Task to complete
Copy each line that has the string "this" somewhere in it.

Dataset entries
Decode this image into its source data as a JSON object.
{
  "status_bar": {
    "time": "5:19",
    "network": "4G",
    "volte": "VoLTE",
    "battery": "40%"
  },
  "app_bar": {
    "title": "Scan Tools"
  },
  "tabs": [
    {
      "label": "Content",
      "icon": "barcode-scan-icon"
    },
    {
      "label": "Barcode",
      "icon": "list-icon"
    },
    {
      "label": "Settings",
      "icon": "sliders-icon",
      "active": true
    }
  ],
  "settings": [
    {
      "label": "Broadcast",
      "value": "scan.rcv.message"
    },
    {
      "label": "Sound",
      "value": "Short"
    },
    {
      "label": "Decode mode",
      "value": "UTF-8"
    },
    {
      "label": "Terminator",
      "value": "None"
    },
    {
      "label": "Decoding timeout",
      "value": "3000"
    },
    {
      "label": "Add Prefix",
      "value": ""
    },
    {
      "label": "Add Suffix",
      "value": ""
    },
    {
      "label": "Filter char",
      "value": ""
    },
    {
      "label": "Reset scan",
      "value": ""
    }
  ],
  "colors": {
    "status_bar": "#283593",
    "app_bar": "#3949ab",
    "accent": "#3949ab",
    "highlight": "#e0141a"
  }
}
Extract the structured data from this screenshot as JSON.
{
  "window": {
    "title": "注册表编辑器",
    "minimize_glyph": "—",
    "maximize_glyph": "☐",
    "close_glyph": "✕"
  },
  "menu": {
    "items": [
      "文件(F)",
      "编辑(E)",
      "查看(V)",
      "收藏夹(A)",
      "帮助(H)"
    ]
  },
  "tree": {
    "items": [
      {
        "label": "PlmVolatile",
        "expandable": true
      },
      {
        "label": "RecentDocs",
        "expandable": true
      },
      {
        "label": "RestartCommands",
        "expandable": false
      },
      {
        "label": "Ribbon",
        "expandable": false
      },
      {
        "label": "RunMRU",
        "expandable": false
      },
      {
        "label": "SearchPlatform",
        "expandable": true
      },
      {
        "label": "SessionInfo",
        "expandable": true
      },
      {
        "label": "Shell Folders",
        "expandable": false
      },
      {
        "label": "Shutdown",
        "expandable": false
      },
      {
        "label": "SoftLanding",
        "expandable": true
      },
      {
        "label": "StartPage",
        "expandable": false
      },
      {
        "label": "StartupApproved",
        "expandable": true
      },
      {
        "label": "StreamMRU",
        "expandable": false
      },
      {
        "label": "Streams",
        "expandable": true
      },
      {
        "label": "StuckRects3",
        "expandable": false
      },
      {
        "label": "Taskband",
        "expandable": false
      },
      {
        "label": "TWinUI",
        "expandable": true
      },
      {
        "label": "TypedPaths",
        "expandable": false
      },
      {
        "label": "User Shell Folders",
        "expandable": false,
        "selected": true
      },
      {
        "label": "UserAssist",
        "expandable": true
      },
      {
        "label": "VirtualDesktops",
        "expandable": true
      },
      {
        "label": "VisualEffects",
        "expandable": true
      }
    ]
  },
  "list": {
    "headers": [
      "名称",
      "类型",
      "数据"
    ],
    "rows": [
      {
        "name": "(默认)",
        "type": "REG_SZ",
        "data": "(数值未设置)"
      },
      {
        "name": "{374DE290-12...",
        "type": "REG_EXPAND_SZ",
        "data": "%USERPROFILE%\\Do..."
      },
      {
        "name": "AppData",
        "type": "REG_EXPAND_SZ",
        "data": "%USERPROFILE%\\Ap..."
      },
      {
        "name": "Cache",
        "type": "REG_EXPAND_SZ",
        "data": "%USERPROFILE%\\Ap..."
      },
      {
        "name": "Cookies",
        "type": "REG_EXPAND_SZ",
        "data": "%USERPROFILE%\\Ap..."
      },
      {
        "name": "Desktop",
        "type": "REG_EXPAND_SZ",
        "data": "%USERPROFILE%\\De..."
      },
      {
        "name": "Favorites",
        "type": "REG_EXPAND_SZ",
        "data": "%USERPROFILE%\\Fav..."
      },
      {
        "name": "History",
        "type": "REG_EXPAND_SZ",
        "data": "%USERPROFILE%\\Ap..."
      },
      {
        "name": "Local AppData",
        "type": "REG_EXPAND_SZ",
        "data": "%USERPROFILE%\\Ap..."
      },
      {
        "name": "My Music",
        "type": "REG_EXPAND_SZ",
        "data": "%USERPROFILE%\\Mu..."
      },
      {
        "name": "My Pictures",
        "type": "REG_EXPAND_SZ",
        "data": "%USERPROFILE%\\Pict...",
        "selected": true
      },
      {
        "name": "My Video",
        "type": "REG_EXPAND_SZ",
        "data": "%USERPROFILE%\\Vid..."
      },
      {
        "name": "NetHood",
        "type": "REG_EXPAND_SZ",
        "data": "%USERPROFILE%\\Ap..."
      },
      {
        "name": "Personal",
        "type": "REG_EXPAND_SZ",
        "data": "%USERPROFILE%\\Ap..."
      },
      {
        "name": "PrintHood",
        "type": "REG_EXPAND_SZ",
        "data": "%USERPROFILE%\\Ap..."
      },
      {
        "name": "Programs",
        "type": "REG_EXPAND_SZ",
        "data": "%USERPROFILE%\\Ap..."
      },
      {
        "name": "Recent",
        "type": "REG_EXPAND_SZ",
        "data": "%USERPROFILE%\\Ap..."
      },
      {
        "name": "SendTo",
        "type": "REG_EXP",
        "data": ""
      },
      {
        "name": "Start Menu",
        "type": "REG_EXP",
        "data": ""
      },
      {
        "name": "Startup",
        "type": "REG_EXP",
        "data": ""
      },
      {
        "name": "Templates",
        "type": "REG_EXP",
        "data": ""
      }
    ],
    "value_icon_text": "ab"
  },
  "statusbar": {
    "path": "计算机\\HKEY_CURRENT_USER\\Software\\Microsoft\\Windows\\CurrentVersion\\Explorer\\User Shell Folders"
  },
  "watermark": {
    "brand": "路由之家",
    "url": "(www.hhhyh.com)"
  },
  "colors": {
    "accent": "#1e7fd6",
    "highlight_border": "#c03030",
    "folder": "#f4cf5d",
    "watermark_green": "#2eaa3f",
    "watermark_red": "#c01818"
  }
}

Answer for the task
Decode this image into its source data as a JSON object.
Extract the structured data from this screenshot as JSON.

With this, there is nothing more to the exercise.